## Page excerpt
----

There is a lot of information to sift through and probably a whole lot of topics here that we could spend hours talking about. I think that the overall idea is that children without a father in their lives are being put up against a huge barricade to success. I believe that it is possible for a child without a father to make it in the big crazy world we live in, but it takes quite a few stars to align for that to happen. I mean, fathers are there to show their daughters how they should be treated by a man when they get old enough to enter a relationship. I don’t think that it is a secret that some women are passed around and become pregnant without even knowing who the father of their baby might be. Those kinds of things are a lot less likely to happen if they had a father to show them what a real man looks like. Fathers are there to teach their sons to be men of integrity and substance. Now, of course, there are many examples of people who had two parents in their homes and still turned out to not be good people, but I think the point is that without a dad at home the chances are a whole lot greater that a child could end up having struggles leading into adulthood.

I think I went WAY around the block to go across the street to say this…

The reason that we see such unrest in our communities, as well as things like the “cancel culture”, is because we have young adults and even middle-aged adults that grew up in these circumstances. The ability of these folks to function in a way that is peaceful and respectful has left them, because of the values they were taught, or not taught for that matter, in their childhood homes. All of this along with things like the internet and smartphones give them the idea that they need to have everything they desire RIGHT NOW and not have to wait or work for it. Social media has given people a voice that they didn’t once have. I believe that these things are both a blessing and a curse, all of which are detrimental to the future of our country. It hurts the hearts of people that really care about what it is that we have and what many of us have fought for over decades of service and sacrifice.

Lastly – fathers, we need to be better! We need to be better listeners, we need to be more compassionate, and be overall better leaders for our children. The future of our country and generations that come after us are all at stake.

----

## The tasks
**1.** Transcribe the passage on fathers, starting at "Lastly – fathers, we" and ending at "all at stake.".
**2.** In the passage on fathers, what are fathers there to teach their sons?

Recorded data

----

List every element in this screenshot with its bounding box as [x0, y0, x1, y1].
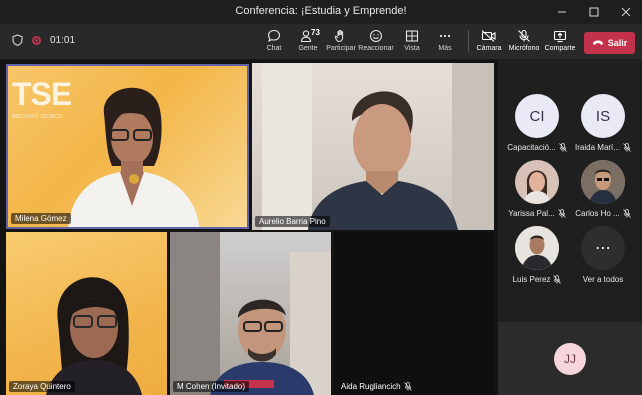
meeting-toolbar: 01:01 Chat 73 Gente Participar Reacciona… — [0, 24, 642, 60]
participant-video — [68, 87, 200, 227]
video-tile[interactable]: Aida Rugliancich — [334, 232, 495, 395]
microphone-muted-icon — [623, 143, 631, 152]
microphone-off-icon — [518, 29, 530, 42]
more-label: Más — [438, 45, 452, 52]
more-icon: ⋯ — [581, 226, 625, 270]
participant-gallery: CI Capacitació... IS Iraida Marí... Yari… — [498, 60, 642, 395]
chat-icon — [267, 29, 281, 43]
video-tile[interactable]: TSE INSTITUTO TÉCNICO Milena Gómez — [6, 64, 249, 229]
participant-card[interactable]: Luis Perez — [502, 226, 572, 284]
share-screen-icon — [553, 30, 567, 43]
share-button[interactable]: Comparte — [543, 27, 577, 59]
more-button[interactable]: Más — [428, 27, 462, 59]
participant-card[interactable]: CI Capacitació... — [502, 94, 572, 152]
react-button[interactable]: Reaccionar — [358, 27, 394, 59]
raise-hand-icon — [334, 29, 344, 43]
participant-card[interactable]: Carlos Ho ... — [568, 160, 638, 218]
participant-name: Luis Perez — [512, 275, 551, 284]
camera-button[interactable]: Cámara — [472, 27, 506, 59]
video-tile[interactable]: Aurelio Barria Pino — [252, 63, 494, 230]
microphone-muted-icon — [403, 382, 412, 391]
meeting-timer: 01:01 — [50, 34, 76, 46]
microphone-muted-icon — [558, 143, 567, 152]
participant-photo — [515, 226, 559, 270]
avatar-photo — [515, 226, 559, 270]
maximize-button[interactable] — [578, 0, 610, 24]
video-tile[interactable]: Zoraya Quintero — [6, 232, 167, 395]
people-count: 73 — [311, 28, 320, 37]
emoji-icon — [369, 29, 383, 43]
participant-name: Aurelio Barria Pino — [259, 217, 326, 226]
participant-name: Zoraya Quintero — [13, 382, 71, 391]
participate-button[interactable]: Participar — [324, 27, 358, 59]
video-stage: TSE INSTITUTO TÉCNICO Milena Gómez Aurel… — [0, 60, 498, 395]
participant-video — [170, 232, 331, 395]
participant-name-tag: Aurelio Barria Pino — [255, 216, 330, 227]
more-icon — [439, 34, 451, 38]
shield-icon[interactable] — [12, 34, 23, 46]
participant-name: Capacitació... — [507, 143, 556, 152]
microphone-button[interactable]: Micrófono — [507, 27, 541, 59]
people-button[interactable]: 73 Gente — [291, 27, 325, 59]
participant-video — [262, 63, 494, 230]
view-all-button[interactable]: ⋯ Ver a todos — [568, 226, 638, 284]
phone-hangup-icon — [592, 40, 603, 45]
microphone-muted-icon — [622, 209, 631, 218]
participant-name: Milena Gómez — [15, 214, 67, 223]
participant-photo — [581, 160, 625, 204]
share-label: Comparte — [544, 45, 576, 52]
participant-name-tag: Aida Rugliancich — [337, 381, 416, 392]
camera-off-icon — [481, 30, 496, 42]
view-button[interactable]: Vista — [395, 27, 429, 59]
self-view[interactable]: JJ — [498, 322, 642, 395]
participant-name: Aida Rugliancich — [341, 382, 401, 391]
view-all-label: Ver a todos — [582, 275, 624, 284]
avatar: CI — [515, 94, 559, 138]
layout-grid-icon — [405, 30, 419, 42]
avatar: IS — [581, 94, 625, 138]
microphone-muted-icon — [553, 275, 562, 284]
close-window-button[interactable] — [610, 0, 642, 24]
recording-icon — [32, 35, 41, 45]
minimize-button[interactable] — [546, 0, 578, 24]
participant-photo — [523, 170, 551, 204]
participant-name-tag: Milena Gómez — [11, 213, 71, 224]
title-bar: Conferencia: ¡Estudia y Emprende! — [0, 0, 642, 24]
participant-name: Iraida Marí... — [575, 143, 620, 152]
self-avatar: JJ — [554, 342, 586, 375]
close-icon — [621, 7, 631, 17]
participant-name: M Cohen (Invitado) — [177, 382, 246, 391]
chat-button[interactable]: Chat — [257, 27, 291, 59]
leave-button[interactable]: Salir — [584, 32, 635, 54]
microphone-muted-icon — [557, 209, 566, 218]
minimize-icon — [558, 11, 566, 13]
leave-label: Salir — [607, 38, 628, 48]
avatar-photo — [515, 160, 559, 204]
maximize-icon — [589, 7, 599, 17]
avatar-photo — [581, 160, 625, 204]
participant-card[interactable]: Yarissa Pal... — [502, 160, 572, 218]
participant-name: Yarissa Pal... — [508, 209, 555, 218]
participant-video — [46, 277, 142, 395]
participant-card[interactable]: IS Iraida Marí... — [568, 94, 638, 152]
participant-name-tag: Zoraya Quintero — [9, 381, 75, 392]
participant-name-tag: M Cohen (Invitado) — [173, 381, 250, 392]
video-tile[interactable]: M Cohen (Invitado) — [170, 232, 331, 395]
participant-name: Carlos Ho ... — [575, 209, 620, 218]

----

## Expected results
**1.**
Lastly – fathers, we need to be better! We need to be better listeners, we need to be more compassionate, and be overall better leaders for our children. The future of our country and generations that come after us are all at stake.

**2.** To be men of integrity and substance.